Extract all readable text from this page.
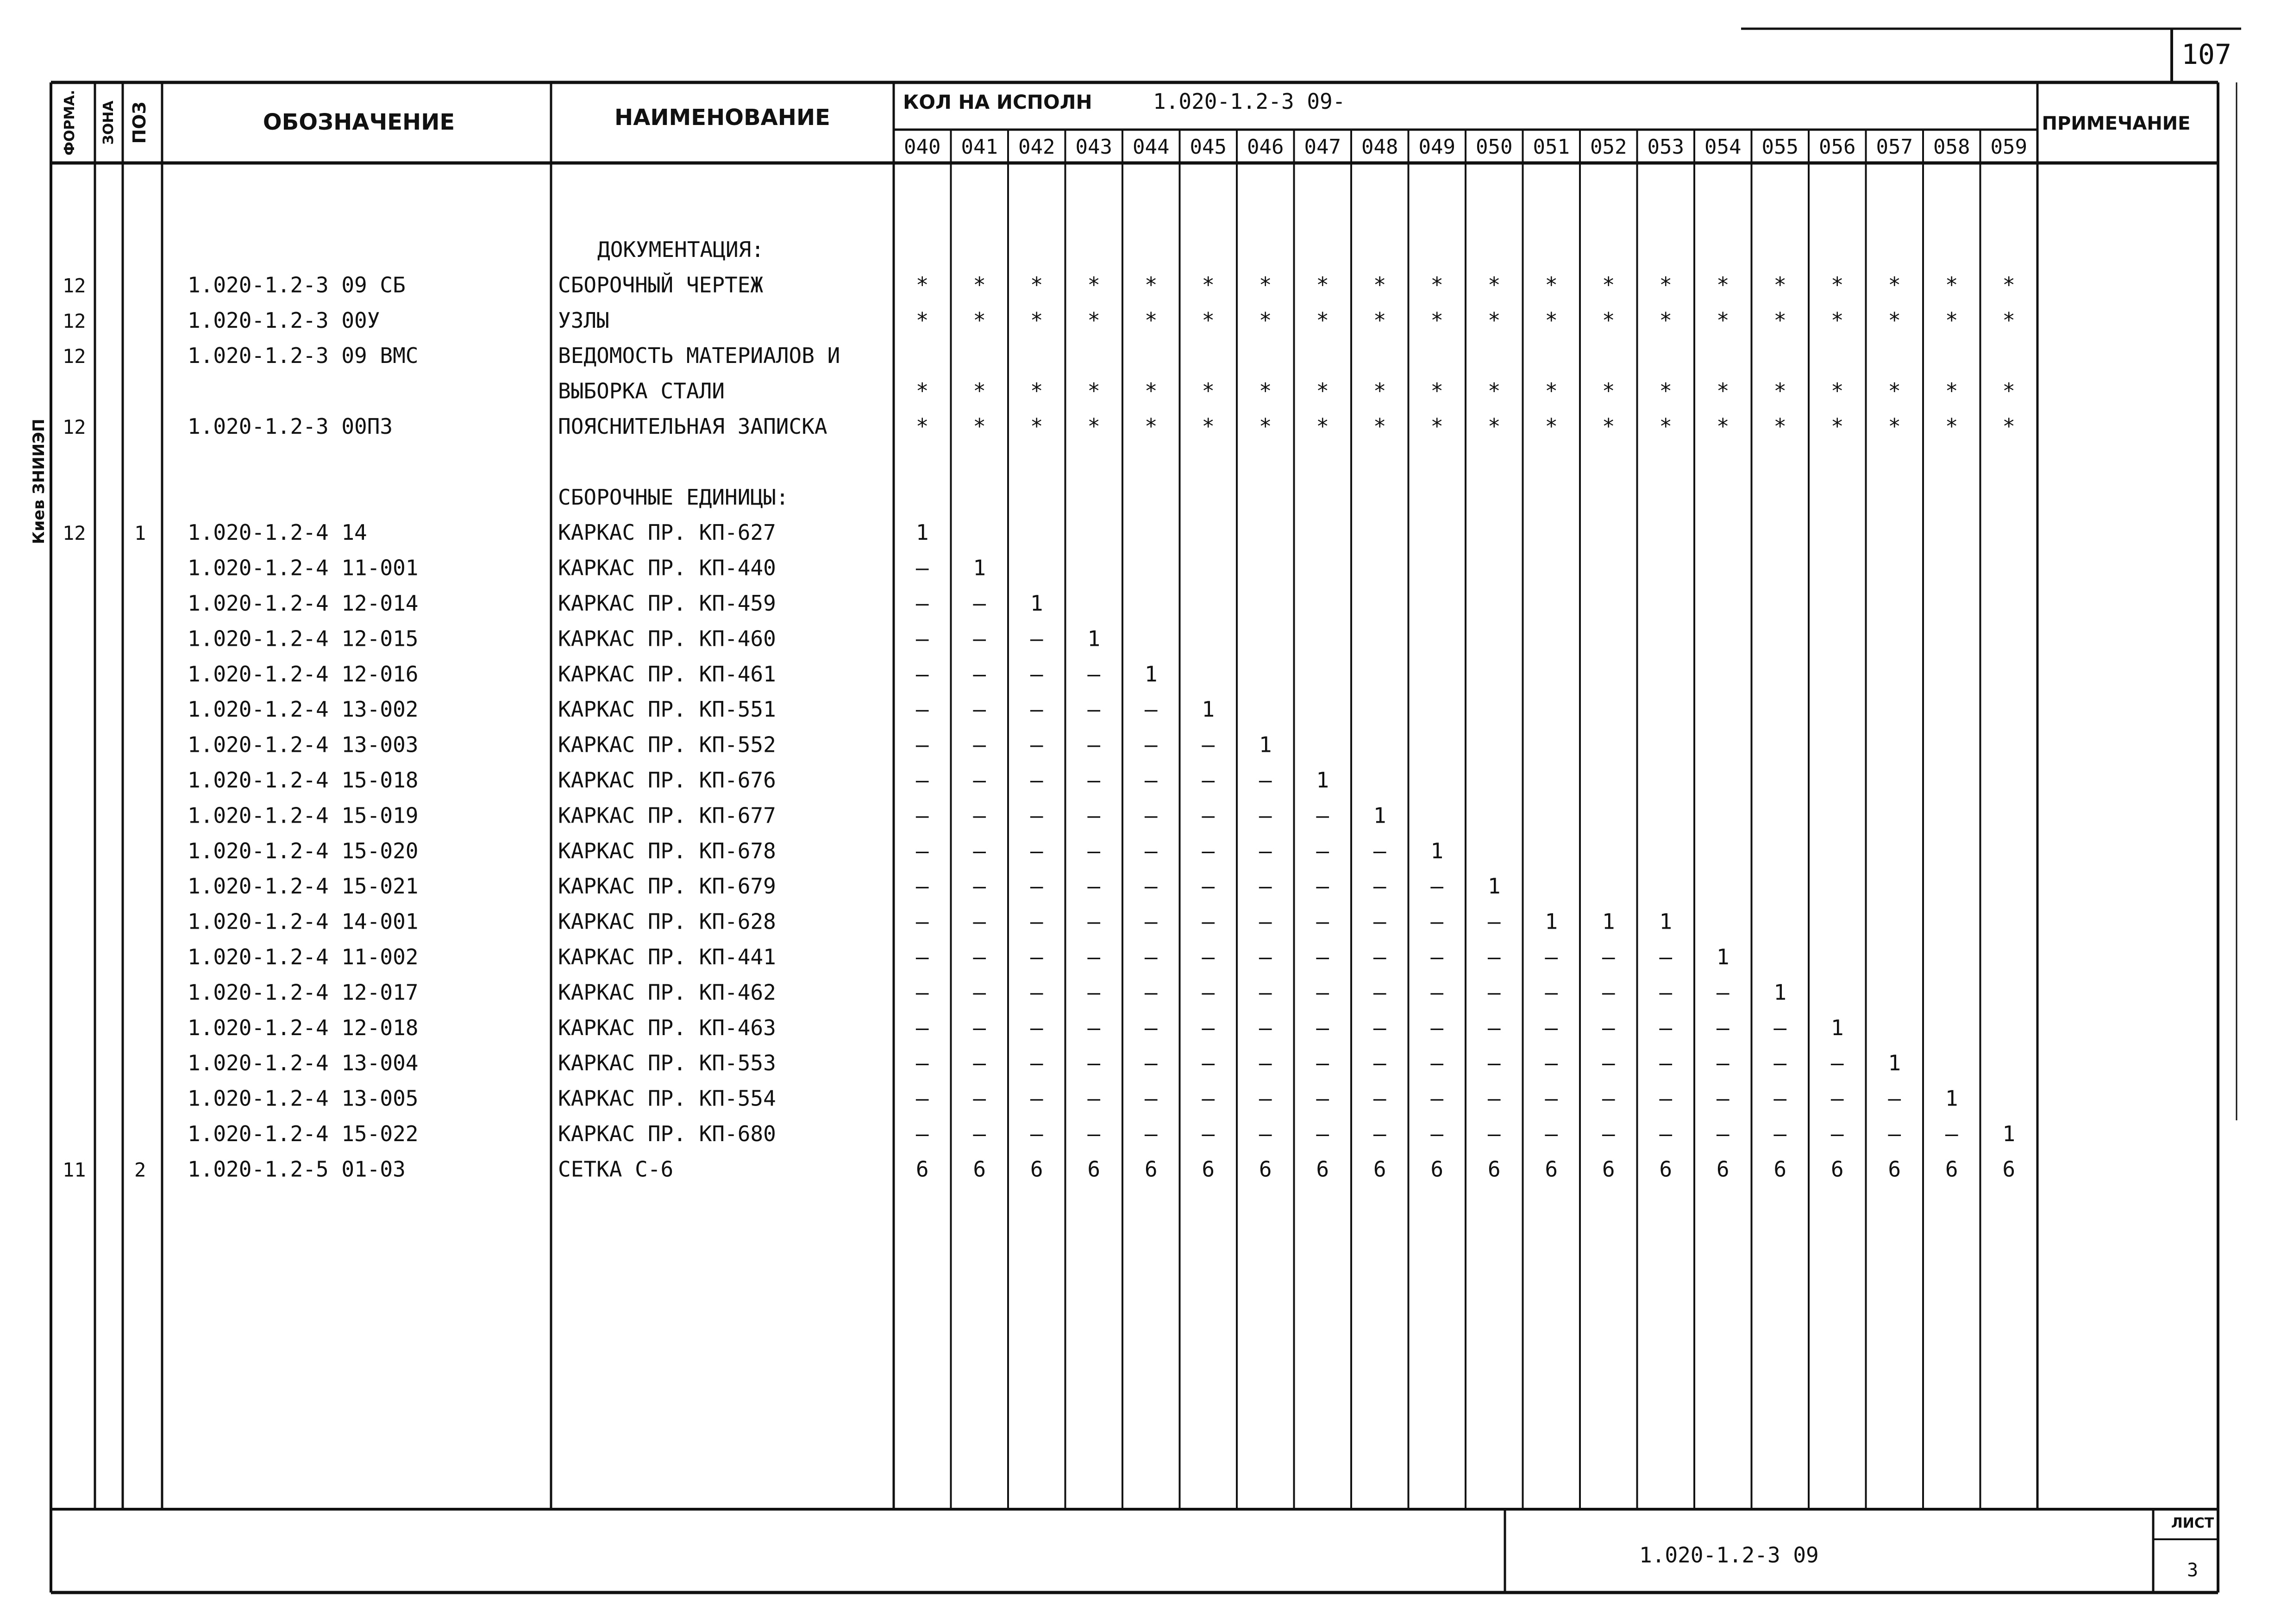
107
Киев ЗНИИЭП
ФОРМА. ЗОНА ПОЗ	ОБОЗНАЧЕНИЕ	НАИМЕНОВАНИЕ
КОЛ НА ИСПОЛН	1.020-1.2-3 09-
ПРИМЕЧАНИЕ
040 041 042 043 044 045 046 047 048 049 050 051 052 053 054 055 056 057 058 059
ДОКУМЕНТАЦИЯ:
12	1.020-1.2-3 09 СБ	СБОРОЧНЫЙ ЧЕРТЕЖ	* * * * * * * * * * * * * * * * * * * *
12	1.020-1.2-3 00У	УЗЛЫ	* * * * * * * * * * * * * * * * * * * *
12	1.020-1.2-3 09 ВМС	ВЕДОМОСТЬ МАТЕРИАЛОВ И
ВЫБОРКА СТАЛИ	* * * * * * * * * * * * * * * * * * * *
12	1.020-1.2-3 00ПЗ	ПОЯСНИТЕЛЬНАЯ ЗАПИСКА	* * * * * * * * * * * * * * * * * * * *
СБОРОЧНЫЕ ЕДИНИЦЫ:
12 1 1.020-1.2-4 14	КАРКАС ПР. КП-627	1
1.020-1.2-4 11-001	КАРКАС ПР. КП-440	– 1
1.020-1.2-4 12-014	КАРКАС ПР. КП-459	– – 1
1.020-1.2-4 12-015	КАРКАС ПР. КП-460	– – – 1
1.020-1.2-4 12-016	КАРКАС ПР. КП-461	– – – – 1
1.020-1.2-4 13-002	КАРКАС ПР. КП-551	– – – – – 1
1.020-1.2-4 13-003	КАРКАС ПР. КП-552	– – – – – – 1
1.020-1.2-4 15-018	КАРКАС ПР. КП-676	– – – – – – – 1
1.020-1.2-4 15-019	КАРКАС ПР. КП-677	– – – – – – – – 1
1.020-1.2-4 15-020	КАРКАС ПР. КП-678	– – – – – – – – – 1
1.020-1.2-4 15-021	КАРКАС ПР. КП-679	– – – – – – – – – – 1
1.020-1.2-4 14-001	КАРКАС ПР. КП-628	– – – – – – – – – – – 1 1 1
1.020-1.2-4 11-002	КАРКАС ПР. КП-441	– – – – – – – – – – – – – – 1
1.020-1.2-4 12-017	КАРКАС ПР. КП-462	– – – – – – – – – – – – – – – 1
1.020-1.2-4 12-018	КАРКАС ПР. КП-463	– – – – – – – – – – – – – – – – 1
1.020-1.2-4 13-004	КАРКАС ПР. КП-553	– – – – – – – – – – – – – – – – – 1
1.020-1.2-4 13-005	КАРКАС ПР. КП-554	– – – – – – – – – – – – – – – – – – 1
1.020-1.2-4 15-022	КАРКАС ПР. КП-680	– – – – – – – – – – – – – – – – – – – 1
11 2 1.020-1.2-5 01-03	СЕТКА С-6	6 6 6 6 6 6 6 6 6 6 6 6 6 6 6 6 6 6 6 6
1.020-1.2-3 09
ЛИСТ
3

___

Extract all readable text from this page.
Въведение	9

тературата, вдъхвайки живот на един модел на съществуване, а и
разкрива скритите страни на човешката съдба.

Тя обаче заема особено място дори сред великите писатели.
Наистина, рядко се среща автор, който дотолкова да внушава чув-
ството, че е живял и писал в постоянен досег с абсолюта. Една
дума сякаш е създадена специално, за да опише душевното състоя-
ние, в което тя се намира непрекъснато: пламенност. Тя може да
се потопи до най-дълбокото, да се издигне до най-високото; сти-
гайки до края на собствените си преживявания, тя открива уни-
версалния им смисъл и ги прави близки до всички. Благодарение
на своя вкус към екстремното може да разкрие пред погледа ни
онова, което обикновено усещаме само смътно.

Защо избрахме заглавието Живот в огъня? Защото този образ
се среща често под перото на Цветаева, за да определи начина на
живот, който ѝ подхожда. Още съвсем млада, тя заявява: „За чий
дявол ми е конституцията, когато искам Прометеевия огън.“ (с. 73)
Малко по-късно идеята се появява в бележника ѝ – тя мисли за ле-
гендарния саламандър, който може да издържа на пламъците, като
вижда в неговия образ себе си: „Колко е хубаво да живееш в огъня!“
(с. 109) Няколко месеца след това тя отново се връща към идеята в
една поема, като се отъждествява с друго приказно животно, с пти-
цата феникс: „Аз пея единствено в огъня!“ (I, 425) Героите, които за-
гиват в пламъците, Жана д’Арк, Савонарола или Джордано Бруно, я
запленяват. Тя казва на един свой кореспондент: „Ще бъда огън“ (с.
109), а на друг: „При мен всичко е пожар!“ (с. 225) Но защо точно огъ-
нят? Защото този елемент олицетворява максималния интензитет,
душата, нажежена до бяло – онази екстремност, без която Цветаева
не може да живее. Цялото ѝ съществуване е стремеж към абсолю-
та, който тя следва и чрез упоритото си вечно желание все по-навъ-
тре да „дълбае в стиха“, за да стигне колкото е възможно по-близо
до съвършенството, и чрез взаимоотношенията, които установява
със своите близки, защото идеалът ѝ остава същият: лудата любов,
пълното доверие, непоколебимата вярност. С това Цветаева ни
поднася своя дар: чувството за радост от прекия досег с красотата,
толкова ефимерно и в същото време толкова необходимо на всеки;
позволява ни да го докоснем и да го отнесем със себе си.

___

GIVEN REQUEST> Extract every line above containing the word "близки".

ANSWER TO THIS EXERCISE>
версалния им смисъл и ги прави близки до всички. Благодарение
със своите близки, защото идеалът ѝ остава същият: лудата любов,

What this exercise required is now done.